*** Information given

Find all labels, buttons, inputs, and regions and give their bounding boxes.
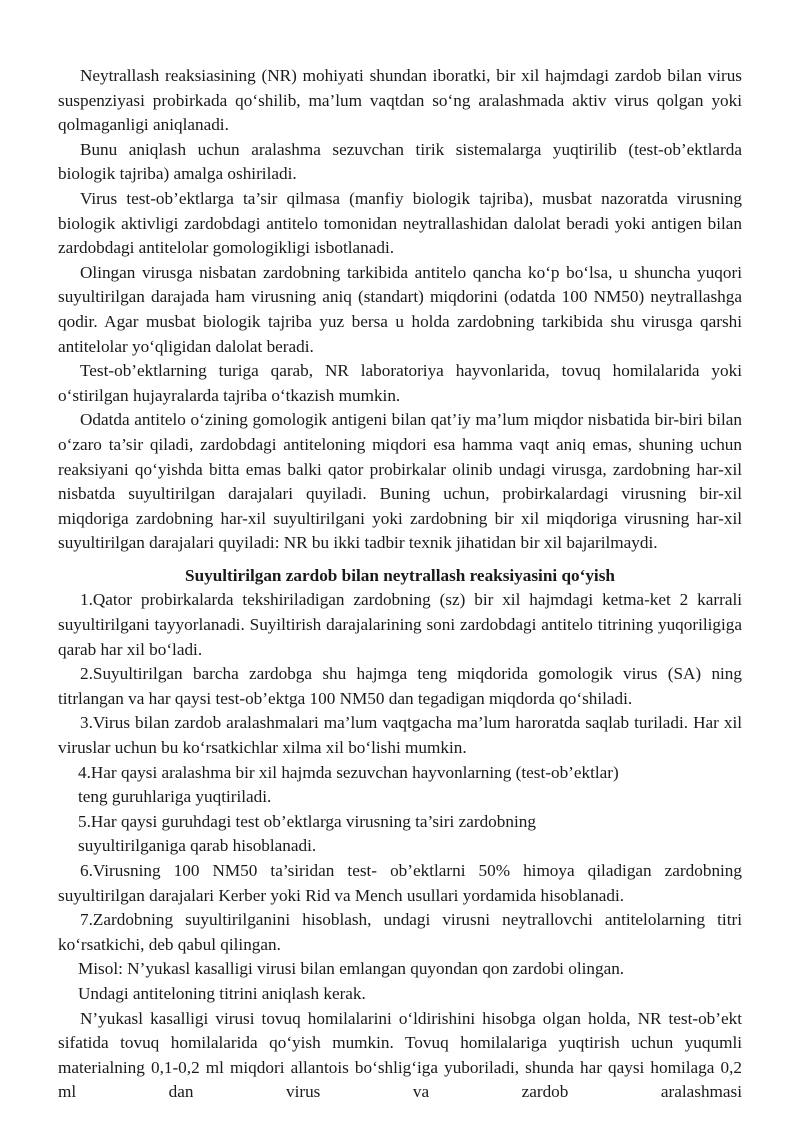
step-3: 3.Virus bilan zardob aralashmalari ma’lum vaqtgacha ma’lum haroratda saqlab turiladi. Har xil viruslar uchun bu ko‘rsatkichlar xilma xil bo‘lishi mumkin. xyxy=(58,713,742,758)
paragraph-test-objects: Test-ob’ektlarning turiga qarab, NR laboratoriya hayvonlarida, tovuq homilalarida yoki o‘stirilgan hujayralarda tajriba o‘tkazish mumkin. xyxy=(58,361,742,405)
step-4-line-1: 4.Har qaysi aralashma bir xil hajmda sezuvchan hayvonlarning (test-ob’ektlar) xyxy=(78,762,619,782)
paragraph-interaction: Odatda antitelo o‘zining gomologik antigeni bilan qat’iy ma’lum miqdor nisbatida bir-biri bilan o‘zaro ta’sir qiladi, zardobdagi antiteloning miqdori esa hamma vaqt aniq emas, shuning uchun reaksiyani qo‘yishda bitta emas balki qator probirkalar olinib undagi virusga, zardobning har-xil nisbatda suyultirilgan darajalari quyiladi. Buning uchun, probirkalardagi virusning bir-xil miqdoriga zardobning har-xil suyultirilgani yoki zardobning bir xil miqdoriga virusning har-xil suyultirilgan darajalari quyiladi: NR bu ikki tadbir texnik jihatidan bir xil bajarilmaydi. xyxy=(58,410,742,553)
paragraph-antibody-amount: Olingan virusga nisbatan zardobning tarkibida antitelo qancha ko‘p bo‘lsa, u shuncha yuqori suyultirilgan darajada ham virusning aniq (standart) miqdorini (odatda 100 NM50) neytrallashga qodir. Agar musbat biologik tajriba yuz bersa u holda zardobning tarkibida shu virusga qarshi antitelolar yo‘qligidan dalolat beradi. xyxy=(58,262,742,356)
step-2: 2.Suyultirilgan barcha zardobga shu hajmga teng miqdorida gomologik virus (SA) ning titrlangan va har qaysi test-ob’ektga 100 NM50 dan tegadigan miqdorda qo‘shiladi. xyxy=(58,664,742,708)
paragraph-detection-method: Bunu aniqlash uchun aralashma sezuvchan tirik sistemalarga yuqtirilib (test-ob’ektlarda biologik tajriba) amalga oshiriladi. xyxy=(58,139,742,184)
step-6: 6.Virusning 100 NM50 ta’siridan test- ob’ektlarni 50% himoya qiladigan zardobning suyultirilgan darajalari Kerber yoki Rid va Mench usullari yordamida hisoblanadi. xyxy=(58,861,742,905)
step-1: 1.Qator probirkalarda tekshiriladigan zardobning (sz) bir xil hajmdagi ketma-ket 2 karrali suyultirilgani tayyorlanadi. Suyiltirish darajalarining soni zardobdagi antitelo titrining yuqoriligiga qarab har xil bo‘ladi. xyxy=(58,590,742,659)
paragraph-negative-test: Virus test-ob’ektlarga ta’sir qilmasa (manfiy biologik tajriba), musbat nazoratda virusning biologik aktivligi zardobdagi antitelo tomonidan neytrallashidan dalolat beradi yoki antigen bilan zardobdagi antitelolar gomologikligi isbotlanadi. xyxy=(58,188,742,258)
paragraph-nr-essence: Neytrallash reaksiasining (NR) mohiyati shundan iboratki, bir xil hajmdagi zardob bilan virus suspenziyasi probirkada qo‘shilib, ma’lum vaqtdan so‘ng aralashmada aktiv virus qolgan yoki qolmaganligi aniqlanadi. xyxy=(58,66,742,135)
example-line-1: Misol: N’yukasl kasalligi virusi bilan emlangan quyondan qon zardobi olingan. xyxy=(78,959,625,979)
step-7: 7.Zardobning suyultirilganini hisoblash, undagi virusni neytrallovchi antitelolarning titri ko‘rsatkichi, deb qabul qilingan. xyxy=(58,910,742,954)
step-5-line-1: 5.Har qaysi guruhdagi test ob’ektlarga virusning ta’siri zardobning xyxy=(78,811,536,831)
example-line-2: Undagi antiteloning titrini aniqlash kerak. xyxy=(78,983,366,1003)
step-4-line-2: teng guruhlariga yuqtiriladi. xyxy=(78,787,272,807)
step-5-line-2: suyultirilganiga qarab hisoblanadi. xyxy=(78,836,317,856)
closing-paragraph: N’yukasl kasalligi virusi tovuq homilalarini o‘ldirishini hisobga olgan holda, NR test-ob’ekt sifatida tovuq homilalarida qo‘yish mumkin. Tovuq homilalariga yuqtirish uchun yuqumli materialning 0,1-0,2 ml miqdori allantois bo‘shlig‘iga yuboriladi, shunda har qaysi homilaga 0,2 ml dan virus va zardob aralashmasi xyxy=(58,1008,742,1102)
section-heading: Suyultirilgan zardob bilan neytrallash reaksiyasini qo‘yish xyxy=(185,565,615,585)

******

# What the task asks
Write the entries above out again exactly, omitting each image.

# Result of the task
Find all labels, buttons, inputs, and regions and give their bounding boxes.
step-3: 3.Virus bilan zardob aralashmalari ma’lum vaqtgacha ma’lum haroratda saqlab turiladi. Har xil viruslar uchun bu ko‘rsatkichlar xilma xil bo‘lishi mumkin. xyxy=(58,713,742,758)
paragraph-test-objects: Test-ob’ektlarning turiga qarab, NR laboratoriya hayvonlarida, tovuq homilalarida yoki o‘stirilgan hujayralarda tajriba o‘tkazish mumkin. xyxy=(58,361,742,405)
step-4-line-1: 4.Har qaysi aralashma bir xil hajmda sezuvchan hayvonlarning (test-ob’ektlar) xyxy=(78,762,619,782)
paragraph-interaction: Odatda antitelo o‘zining gomologik antigeni bilan qat’iy ma’lum miqdor nisbatida bir-biri bilan o‘zaro ta’sir qiladi, zardobdagi antiteloning miqdori esa hamma vaqt aniq emas, shuning uchun reaksiyani qo‘yishda bitta emas balki qator probirkalar olinib undagi virusga, zardobning har-xil nisbatda suyultirilgan darajalari quyiladi. Buning uchun, probirkalardagi virusning bir-xil miqdoriga zardobning har-xil suyultirilgani yoki zardobning bir xil miqdoriga virusning har-xil suyultirilgan darajalari quyiladi: NR bu ikki tadbir texnik jihatidan bir xil bajarilmaydi. xyxy=(58,410,742,553)
paragraph-antibody-amount: Olingan virusga nisbatan zardobning tarkibida antitelo qancha ko‘p bo‘lsa, u shuncha yuqori suyultirilgan darajada ham virusning aniq (standart) miqdorini (odatda 100 NM50) neytrallashga qodir. Agar musbat biologik tajriba yuz bersa u holda zardobning tarkibida shu virusga qarshi antitelolar yo‘qligidan dalolat beradi. xyxy=(58,262,742,356)
step-2: 2.Suyultirilgan barcha zardobga shu hajmga teng miqdorida gomologik virus (SA) ning titrlangan va har qaysi test-ob’ektga 100 NM50 dan tegadigan miqdorda qo‘shiladi. xyxy=(58,664,742,708)
paragraph-detection-method: Bunu aniqlash uchun aralashma sezuvchan tirik sistemalarga yuqtirilib (test-ob’ektlarda biologik tajriba) amalga oshiriladi. xyxy=(58,139,742,184)
step-6: 6.Virusning 100 NM50 ta’siridan test- ob’ektlarni 50% himoya qiladigan zardobning suyultirilgan darajalari Kerber yoki Rid va Mench usullari yordamida hisoblanadi. xyxy=(58,861,742,905)
step-1: 1.Qator probirkalarda tekshiriladigan zardobning (sz) bir xil hajmdagi ketma-ket 2 karrali suyultirilgani tayyorlanadi. Suyiltirish darajalarining soni zardobdagi antitelo titrining yuqoriligiga qarab har xil bo‘ladi. xyxy=(58,590,742,659)
paragraph-negative-test: Virus test-ob’ektlarga ta’sir qilmasa (manfiy biologik tajriba), musbat nazoratda virusning biologik aktivligi zardobdagi antitelo tomonidan neytrallashidan dalolat beradi yoki antigen bilan zardobdagi antitelolar gomologikligi isbotlanadi. xyxy=(58,188,742,258)
paragraph-nr-essence: Neytrallash reaksiasining (NR) mohiyati shundan iboratki, bir xil hajmdagi zardob bilan virus suspenziyasi probirkada qo‘shilib, ma’lum vaqtdan so‘ng aralashmada aktiv virus qolgan yoki qolmaganligi aniqlanadi. xyxy=(58,66,742,135)
example-line-1: Misol: N’yukasl kasalligi virusi bilan emlangan quyondan qon zardobi olingan. xyxy=(78,959,625,979)
step-7: 7.Zardobning suyultirilganini hisoblash, undagi virusni neytrallovchi antitelolarning titri ko‘rsatkichi, deb qabul qilingan. xyxy=(58,910,742,954)
step-5-line-1: 5.Har qaysi guruhdagi test ob’ektlarga virusning ta’siri zardobning xyxy=(78,811,536,831)
example-line-2: Undagi antiteloning titrini aniqlash kerak. xyxy=(78,983,366,1003)
step-4-line-2: teng guruhlariga yuqtiriladi. xyxy=(78,787,272,807)
step-5-line-2: suyultirilganiga qarab hisoblanadi. xyxy=(78,836,317,856)
closing-paragraph: N’yukasl kasalligi virusi tovuq homilalarini o‘ldirishini hisobga olgan holda, NR test-ob’ekt sifatida tovuq homilalarida qo‘yish mumkin. Tovuq homilalariga yuqtirish uchun yuqumli materialning 0,1-0,2 ml miqdori allantois bo‘shlig‘iga yuboriladi, shunda har qaysi homilaga 0,2 ml dan virus va zardob aralashmasi xyxy=(58,1008,742,1102)
section-heading: Suyultirilgan zardob bilan neytrallash reaksiyasini qo‘yish xyxy=(185,565,615,585)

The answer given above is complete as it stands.